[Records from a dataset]
***
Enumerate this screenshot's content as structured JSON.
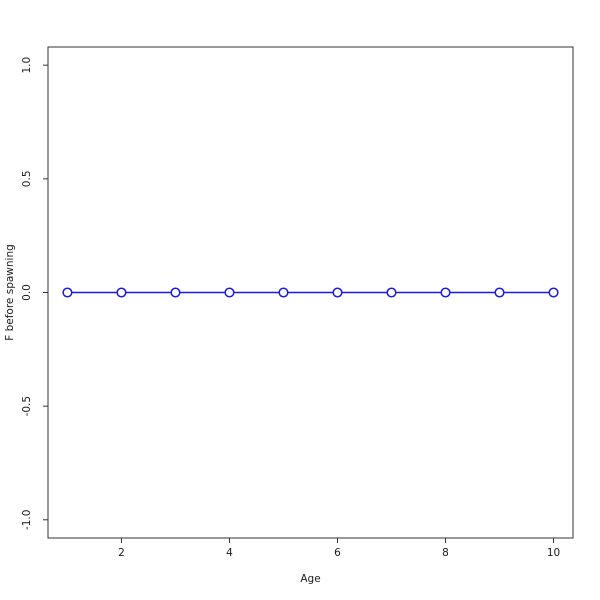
{
  "chart_data": {
    "type": "line",
    "title": "",
    "xlabel": "Age",
    "ylabel": "F before spawning",
    "x": [
      1,
      2,
      3,
      4,
      5,
      6,
      7,
      8,
      9,
      10
    ],
    "y": [
      0,
      0,
      0,
      0,
      0,
      0,
      0,
      0,
      0,
      0
    ],
    "series_name": "F before spawning vs Age",
    "xticks": [
      2,
      4,
      6,
      8,
      10
    ],
    "xtick_labels": [
      "2",
      "4",
      "6",
      "8",
      "10"
    ],
    "yticks": [
      1.0,
      0.5,
      0.0,
      -0.5,
      -1.0
    ],
    "ytick_labels": [
      "1.0",
      "0.5",
      "0.0",
      "-0.5",
      "-1.0"
    ],
    "xlim": [
      0.64,
      10.36
    ],
    "ylim": [
      -1.08,
      1.08
    ],
    "grid": false,
    "legend": "none",
    "frame_box": true,
    "marker": "open-circle",
    "line_color": "#1a1ae0",
    "frame_color": "#333333",
    "text_color": "#1a1a1a",
    "background_color": "#ffffff"
  }
}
***
**Task to carry out**
Leaving out the pictures, repeat the data above exactly.

**Result**
Enumerate this screenshot's content as structured JSON.
{
  "chart_data": {
    "type": "line",
    "title": "",
    "xlabel": "Age",
    "ylabel": "F before spawning",
    "x": [
      1,
      2,
      3,
      4,
      5,
      6,
      7,
      8,
      9,
      10
    ],
    "y": [
      0,
      0,
      0,
      0,
      0,
      0,
      0,
      0,
      0,
      0
    ],
    "series_name": "F before spawning vs Age",
    "xticks": [
      2,
      4,
      6,
      8,
      10
    ],
    "xtick_labels": [
      "2",
      "4",
      "6",
      "8",
      "10"
    ],
    "yticks": [
      1.0,
      0.5,
      0.0,
      -0.5,
      -1.0
    ],
    "ytick_labels": [
      "1.0",
      "0.5",
      "0.0",
      "-0.5",
      "-1.0"
    ],
    "xlim": [
      0.64,
      10.36
    ],
    "ylim": [
      -1.08,
      1.08
    ],
    "grid": false,
    "legend": "none",
    "frame_box": true,
    "marker": "open-circle",
    "line_color": "#1a1ae0",
    "frame_color": "#333333",
    "text_color": "#1a1a1a",
    "background_color": "#ffffff"
  }
}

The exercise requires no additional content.